● **Records shown**:
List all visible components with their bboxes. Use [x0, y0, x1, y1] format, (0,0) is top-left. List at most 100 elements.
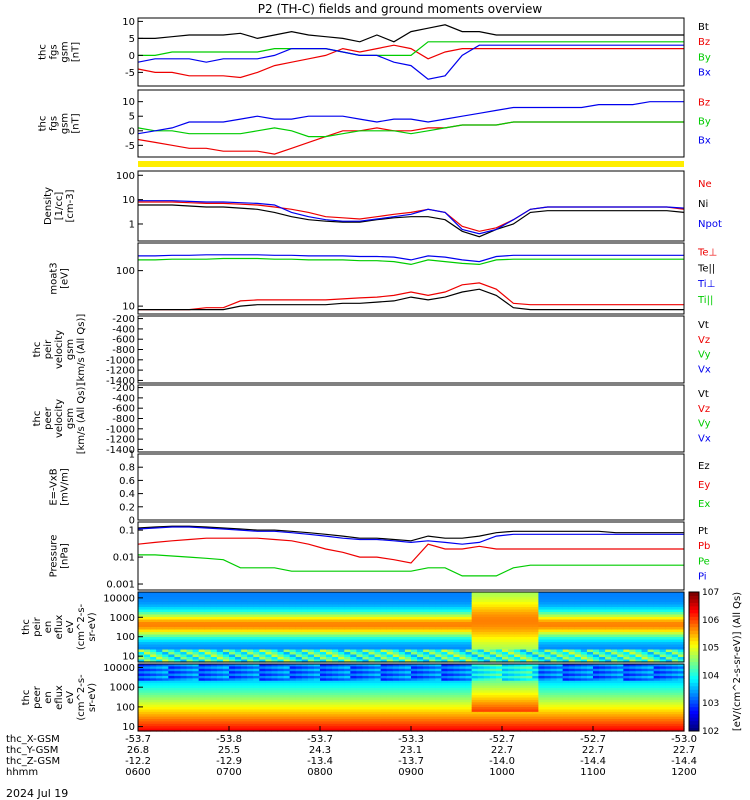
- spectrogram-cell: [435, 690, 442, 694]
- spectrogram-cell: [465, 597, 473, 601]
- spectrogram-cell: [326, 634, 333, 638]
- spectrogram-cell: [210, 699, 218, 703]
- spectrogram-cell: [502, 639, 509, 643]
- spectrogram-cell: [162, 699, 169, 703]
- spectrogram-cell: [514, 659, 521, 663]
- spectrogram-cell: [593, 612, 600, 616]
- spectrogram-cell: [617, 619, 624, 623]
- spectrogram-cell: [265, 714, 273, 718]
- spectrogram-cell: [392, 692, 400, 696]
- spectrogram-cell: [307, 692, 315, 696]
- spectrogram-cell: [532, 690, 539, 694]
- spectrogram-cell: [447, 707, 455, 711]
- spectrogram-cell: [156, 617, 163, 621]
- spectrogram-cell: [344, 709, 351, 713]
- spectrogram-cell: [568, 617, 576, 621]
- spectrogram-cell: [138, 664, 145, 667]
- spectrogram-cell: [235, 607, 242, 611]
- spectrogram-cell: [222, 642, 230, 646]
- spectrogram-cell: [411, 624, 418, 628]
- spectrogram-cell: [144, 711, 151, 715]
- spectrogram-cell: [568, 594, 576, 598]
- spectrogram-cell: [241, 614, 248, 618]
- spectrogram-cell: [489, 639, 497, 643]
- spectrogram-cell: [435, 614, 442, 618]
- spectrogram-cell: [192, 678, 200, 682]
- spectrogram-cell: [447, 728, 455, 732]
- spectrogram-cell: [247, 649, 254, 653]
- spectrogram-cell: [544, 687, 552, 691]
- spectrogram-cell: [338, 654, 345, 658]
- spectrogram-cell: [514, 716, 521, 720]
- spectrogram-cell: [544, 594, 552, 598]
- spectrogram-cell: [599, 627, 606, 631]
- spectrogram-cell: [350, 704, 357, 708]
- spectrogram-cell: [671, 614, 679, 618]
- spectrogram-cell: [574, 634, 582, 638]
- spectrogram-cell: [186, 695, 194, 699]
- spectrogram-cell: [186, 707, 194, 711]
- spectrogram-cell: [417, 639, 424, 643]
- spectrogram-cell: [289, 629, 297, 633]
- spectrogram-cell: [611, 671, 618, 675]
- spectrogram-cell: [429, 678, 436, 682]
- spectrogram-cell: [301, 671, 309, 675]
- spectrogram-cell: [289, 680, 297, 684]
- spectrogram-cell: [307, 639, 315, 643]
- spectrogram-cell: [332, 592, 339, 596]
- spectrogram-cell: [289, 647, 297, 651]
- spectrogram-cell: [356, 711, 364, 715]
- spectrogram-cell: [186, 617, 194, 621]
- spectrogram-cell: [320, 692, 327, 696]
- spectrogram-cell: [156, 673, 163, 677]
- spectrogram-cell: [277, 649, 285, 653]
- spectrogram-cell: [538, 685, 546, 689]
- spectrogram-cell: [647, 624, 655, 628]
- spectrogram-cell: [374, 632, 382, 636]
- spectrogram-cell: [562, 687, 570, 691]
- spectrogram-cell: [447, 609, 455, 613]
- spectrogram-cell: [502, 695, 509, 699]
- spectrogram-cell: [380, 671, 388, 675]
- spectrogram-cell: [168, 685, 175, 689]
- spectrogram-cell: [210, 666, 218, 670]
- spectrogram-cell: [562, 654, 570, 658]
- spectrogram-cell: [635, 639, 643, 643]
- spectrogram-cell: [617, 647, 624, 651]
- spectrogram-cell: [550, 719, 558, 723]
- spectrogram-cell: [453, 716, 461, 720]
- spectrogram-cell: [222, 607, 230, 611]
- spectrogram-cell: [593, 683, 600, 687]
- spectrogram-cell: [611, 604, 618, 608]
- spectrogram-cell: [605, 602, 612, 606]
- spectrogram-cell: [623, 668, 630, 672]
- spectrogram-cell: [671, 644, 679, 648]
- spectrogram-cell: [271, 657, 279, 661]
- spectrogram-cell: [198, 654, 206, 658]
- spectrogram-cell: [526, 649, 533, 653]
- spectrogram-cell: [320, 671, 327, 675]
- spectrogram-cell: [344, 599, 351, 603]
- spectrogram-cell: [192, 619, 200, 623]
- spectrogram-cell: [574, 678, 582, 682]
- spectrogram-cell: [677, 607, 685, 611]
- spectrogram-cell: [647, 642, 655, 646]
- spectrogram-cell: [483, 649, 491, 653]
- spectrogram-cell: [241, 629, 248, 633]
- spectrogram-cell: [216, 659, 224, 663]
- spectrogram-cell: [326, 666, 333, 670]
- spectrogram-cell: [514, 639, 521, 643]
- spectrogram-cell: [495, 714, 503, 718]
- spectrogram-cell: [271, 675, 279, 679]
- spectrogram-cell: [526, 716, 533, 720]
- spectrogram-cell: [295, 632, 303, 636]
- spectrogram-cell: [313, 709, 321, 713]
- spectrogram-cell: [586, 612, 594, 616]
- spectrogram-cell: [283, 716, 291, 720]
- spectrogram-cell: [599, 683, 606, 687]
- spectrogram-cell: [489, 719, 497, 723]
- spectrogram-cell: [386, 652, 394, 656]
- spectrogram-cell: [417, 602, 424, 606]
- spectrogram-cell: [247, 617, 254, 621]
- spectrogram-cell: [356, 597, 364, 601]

--

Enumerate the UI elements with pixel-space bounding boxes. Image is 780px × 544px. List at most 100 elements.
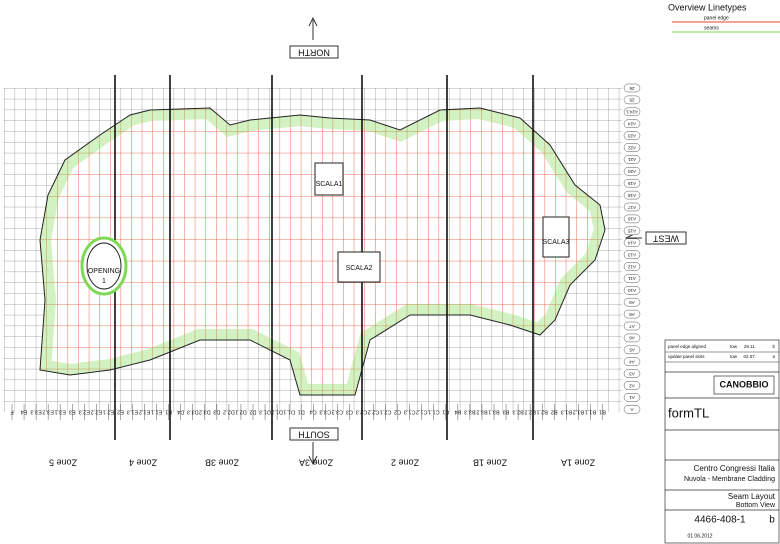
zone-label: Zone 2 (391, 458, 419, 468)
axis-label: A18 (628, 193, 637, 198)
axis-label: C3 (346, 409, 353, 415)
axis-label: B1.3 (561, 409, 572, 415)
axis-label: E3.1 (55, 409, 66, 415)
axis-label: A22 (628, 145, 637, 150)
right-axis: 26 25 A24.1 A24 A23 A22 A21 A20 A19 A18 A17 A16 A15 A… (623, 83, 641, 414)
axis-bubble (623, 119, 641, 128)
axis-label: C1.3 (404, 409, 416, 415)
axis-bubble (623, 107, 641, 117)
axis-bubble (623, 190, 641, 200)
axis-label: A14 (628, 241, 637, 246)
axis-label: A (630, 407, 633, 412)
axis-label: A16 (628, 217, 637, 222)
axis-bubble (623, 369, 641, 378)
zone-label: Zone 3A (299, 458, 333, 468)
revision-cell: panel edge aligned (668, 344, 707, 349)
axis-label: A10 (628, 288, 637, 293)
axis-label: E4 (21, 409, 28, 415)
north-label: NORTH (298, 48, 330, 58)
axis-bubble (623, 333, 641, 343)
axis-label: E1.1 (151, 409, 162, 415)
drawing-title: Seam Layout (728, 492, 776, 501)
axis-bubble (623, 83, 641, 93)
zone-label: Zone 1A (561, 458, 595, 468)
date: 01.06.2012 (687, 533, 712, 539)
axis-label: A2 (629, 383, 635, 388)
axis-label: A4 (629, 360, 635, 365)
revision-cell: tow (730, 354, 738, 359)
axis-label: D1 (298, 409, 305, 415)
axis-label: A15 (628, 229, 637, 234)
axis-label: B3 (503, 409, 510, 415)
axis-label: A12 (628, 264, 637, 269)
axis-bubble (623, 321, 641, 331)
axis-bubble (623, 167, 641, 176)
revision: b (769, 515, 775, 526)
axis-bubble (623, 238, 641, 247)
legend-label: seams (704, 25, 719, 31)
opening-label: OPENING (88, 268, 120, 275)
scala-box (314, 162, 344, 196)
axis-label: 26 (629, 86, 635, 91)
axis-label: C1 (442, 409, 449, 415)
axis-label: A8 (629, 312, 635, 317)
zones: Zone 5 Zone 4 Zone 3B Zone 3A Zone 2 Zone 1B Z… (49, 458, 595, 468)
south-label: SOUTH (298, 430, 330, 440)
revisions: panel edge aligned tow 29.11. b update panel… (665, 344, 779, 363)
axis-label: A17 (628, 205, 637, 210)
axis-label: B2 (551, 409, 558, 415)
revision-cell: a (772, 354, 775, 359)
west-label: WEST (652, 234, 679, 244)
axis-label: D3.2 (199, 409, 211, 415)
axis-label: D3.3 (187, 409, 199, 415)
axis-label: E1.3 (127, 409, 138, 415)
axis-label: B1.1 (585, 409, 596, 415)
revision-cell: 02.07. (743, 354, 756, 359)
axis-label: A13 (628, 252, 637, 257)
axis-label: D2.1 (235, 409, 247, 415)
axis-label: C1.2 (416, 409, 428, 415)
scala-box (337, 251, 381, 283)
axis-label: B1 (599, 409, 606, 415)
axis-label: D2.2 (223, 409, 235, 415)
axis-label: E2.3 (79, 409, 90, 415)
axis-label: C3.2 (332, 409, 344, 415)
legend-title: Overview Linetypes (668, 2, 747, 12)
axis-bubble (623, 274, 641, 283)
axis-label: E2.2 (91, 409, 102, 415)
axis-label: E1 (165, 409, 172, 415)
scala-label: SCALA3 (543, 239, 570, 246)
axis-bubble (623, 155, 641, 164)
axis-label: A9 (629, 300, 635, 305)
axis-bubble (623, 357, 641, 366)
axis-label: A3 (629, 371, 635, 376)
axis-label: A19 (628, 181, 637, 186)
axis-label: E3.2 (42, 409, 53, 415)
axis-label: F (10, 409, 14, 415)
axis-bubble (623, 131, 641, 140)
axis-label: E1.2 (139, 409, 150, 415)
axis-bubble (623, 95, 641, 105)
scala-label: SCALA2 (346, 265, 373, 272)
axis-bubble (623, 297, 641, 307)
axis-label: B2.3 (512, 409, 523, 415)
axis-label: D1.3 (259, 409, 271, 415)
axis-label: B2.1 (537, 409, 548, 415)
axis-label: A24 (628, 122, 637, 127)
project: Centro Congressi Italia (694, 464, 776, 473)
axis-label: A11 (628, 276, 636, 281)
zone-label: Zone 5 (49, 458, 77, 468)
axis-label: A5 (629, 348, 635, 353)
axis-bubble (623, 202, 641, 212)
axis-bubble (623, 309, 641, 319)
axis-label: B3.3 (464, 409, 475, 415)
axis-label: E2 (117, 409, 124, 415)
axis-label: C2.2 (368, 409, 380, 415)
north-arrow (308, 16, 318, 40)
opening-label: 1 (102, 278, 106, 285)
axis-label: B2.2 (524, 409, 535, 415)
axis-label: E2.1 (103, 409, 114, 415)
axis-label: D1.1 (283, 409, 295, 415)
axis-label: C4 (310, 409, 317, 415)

● **Stated exercise**:
Reproduce the material without any change, from the line with "- spectrogram-cell: [435, 690, 442, 694]" to the line with "- spectrogram-cell: [289, 629, 297, 633]", including both of those lines.

● **Task output**:
- spectrogram-cell: [435, 690, 442, 694]
- spectrogram-cell: [465, 597, 473, 601]
- spectrogram-cell: [326, 634, 333, 638]
- spectrogram-cell: [210, 699, 218, 703]
- spectrogram-cell: [502, 639, 509, 643]
- spectrogram-cell: [162, 699, 169, 703]
- spectrogram-cell: [514, 659, 521, 663]
- spectrogram-cell: [593, 612, 600, 616]
- spectrogram-cell: [617, 619, 624, 623]
- spectrogram-cell: [265, 714, 273, 718]
- spectrogram-cell: [392, 692, 400, 696]
- spectrogram-cell: [307, 692, 315, 696]
- spectrogram-cell: [532, 690, 539, 694]
- spectrogram-cell: [447, 707, 455, 711]
- spectrogram-cell: [156, 617, 163, 621]
- spectrogram-cell: [344, 709, 351, 713]
- spectrogram-cell: [568, 617, 576, 621]
- spectrogram-cell: [138, 664, 145, 667]
- spectrogram-cell: [235, 607, 242, 611]
- spectrogram-cell: [222, 642, 230, 646]
- spectrogram-cell: [411, 624, 418, 628]
- spectrogram-cell: [144, 711, 151, 715]
- spectrogram-cell: [568, 594, 576, 598]
- spectrogram-cell: [241, 614, 248, 618]
- spectrogram-cell: [489, 639, 497, 643]
- spectrogram-cell: [435, 614, 442, 618]
- spectrogram-cell: [192, 678, 200, 682]
- spectrogram-cell: [447, 728, 455, 732]
- spectrogram-cell: [247, 649, 254, 653]
- spectrogram-cell: [544, 687, 552, 691]
- spectrogram-cell: [338, 654, 345, 658]
- spectrogram-cell: [514, 716, 521, 720]
- spectrogram-cell: [544, 594, 552, 598]
- spectrogram-cell: [599, 627, 606, 631]
- spectrogram-cell: [350, 704, 357, 708]
- spectrogram-cell: [671, 614, 679, 618]
- spectrogram-cell: [574, 634, 582, 638]
- spectrogram-cell: [186, 695, 194, 699]
- spectrogram-cell: [186, 707, 194, 711]
- spectrogram-cell: [417, 639, 424, 643]
- spectrogram-cell: [289, 629, 297, 633]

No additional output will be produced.